▶ [Work instructions] Please copy the items word for word, starting at the first line and ending with the line that contains "y-tick-label: 10 (58, 298, 72, 312)", including both of those lines.

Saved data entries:
>> Start

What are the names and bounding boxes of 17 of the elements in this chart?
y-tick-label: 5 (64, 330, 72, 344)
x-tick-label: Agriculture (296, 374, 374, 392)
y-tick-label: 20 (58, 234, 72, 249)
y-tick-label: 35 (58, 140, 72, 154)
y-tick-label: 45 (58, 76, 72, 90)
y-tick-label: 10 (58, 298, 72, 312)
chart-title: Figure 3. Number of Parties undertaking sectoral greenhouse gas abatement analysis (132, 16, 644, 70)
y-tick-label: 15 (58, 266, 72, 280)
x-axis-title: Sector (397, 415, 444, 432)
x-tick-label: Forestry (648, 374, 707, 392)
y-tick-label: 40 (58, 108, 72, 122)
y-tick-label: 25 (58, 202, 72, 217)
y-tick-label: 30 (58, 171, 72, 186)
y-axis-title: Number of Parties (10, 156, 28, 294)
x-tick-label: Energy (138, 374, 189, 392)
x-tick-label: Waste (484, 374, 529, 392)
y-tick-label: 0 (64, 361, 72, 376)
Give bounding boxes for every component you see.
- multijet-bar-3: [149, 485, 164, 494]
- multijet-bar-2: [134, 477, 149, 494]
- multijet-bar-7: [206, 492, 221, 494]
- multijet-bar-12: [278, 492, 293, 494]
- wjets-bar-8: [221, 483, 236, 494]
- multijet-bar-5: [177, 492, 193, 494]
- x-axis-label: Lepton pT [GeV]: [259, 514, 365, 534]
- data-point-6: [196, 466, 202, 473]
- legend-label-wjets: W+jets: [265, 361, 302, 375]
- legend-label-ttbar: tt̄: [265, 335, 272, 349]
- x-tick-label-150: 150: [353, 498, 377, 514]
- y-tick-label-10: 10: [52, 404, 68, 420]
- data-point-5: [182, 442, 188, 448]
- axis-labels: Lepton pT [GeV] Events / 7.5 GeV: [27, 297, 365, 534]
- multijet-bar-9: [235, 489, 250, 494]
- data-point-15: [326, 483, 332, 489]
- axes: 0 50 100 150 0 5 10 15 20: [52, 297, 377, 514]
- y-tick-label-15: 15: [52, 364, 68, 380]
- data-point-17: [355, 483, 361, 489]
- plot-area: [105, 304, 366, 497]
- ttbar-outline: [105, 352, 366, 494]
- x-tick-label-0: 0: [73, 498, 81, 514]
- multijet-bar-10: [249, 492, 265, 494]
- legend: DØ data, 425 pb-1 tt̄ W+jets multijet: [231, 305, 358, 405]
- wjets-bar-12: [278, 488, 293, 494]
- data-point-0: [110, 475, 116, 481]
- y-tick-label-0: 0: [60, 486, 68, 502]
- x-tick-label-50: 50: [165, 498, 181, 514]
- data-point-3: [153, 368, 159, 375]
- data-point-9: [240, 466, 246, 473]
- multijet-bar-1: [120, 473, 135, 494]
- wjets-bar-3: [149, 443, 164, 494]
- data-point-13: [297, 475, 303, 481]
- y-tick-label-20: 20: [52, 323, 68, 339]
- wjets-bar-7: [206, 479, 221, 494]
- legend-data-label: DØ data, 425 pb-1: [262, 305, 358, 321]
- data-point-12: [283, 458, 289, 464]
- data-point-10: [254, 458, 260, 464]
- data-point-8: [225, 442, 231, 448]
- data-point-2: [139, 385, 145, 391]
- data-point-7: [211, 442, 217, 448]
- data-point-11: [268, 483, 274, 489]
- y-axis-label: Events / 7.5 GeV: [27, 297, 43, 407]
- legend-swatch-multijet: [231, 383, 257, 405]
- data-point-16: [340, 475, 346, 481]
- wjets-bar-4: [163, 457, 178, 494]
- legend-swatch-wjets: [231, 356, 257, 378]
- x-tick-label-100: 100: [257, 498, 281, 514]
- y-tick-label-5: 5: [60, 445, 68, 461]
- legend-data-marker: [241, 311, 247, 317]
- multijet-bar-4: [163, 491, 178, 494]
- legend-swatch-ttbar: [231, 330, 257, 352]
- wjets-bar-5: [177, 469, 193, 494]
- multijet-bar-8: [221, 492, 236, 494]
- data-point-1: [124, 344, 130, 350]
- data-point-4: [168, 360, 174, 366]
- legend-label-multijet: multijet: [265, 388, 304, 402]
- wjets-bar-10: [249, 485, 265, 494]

>> End

▶ [Exercise output]
What are the names and bounding boxes of 17 of the elements in this chart?
y-tick-label: 5 (64, 330, 72, 344)
x-tick-label: Agriculture (296, 374, 374, 392)
y-tick-label: 20 (58, 234, 72, 249)
y-tick-label: 35 (58, 140, 72, 154)
y-tick-label: 45 (58, 76, 72, 90)
y-tick-label: 10 (58, 298, 72, 312)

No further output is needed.